(Stored items from a collection)
===

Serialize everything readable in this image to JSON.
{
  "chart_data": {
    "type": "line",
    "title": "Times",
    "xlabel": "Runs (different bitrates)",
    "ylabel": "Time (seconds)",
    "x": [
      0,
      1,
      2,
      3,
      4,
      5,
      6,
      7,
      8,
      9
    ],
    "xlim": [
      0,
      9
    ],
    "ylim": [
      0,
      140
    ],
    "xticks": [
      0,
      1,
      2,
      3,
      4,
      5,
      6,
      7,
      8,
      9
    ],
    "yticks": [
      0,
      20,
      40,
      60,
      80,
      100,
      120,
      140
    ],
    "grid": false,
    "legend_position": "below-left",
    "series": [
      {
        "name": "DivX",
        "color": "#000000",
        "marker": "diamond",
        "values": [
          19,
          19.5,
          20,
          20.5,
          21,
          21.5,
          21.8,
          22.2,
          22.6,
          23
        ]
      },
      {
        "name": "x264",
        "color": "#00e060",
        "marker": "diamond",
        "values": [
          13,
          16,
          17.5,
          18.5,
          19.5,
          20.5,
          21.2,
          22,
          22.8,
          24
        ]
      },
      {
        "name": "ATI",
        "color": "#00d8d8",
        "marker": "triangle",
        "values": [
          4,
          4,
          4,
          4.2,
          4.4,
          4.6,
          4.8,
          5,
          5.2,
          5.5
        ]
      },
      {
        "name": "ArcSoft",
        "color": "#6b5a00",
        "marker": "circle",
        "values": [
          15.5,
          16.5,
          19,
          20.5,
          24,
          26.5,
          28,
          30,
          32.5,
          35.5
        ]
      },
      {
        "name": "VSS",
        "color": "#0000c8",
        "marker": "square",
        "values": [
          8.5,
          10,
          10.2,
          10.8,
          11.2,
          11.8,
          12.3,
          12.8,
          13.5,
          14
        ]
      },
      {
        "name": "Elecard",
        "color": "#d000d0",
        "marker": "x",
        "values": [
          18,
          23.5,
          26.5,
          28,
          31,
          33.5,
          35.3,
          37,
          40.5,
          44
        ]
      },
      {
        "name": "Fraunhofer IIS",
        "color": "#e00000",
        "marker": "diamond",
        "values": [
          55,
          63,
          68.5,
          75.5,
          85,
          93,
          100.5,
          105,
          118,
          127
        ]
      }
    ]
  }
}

===

## WHAT YOU SHOULD DO:
Print every line of the records exactly. Omit nothing.

## CORRECT OUTPUT:
Serialize everything readable in this image to JSON.
{
  "chart_data": {
    "type": "line",
    "title": "Times",
    "xlabel": "Runs (different bitrates)",
    "ylabel": "Time (seconds)",
    "x": [
      0,
      1,
      2,
      3,
      4,
      5,
      6,
      7,
      8,
      9
    ],
    "xlim": [
      0,
      9
    ],
    "ylim": [
      0,
      140
    ],
    "xticks": [
      0,
      1,
      2,
      3,
      4,
      5,
      6,
      7,
      8,
      9
    ],
    "yticks": [
      0,
      20,
      40,
      60,
      80,
      100,
      120,
      140
    ],
    "grid": false,
    "legend_position": "below-left",
    "series": [
      {
        "name": "DivX",
        "color": "#000000",
        "marker": "diamond",
        "values": [
          19,
          19.5,
          20,
          20.5,
          21,
          21.5,
          21.8,
          22.2,
          22.6,
          23
        ]
      },
      {
        "name": "x264",
        "color": "#00e060",
        "marker": "diamond",
        "values": [
          13,
          16,
          17.5,
          18.5,
          19.5,
          20.5,
          21.2,
          22,
          22.8,
          24
        ]
      },
      {
        "name": "ATI",
        "color": "#00d8d8",
        "marker": "triangle",
        "values": [
          4,
          4,
          4,
          4.2,
          4.4,
          4.6,
          4.8,
          5,
          5.2,
          5.5
        ]
      },
      {
        "name": "ArcSoft",
        "color": "#6b5a00",
        "marker": "circle",
        "values": [
          15.5,
          16.5,
          19,
          20.5,
          24,
          26.5,
          28,
          30,
          32.5,
          35.5
        ]
      },
      {
        "name": "VSS",
        "color": "#0000c8",
        "marker": "square",
        "values": [
          8.5,
          10,
          10.2,
          10.8,
          11.2,
          11.8,
          12.3,
          12.8,
          13.5,
          14
        ]
      },
      {
        "name": "Elecard",
        "color": "#d000d0",
        "marker": "x",
        "values": [
          18,
          23.5,
          26.5,
          28,
          31,
          33.5,
          35.3,
          37,
          40.5,
          44
        ]
      },
      {
        "name": "Fraunhofer IIS",
        "color": "#e00000",
        "marker": "diamond",
        "values": [
          55,
          63,
          68.5,
          75.5,
          85,
          93,
          100.5,
          105,
          118,
          127
        ]
      }
    ]
  }
}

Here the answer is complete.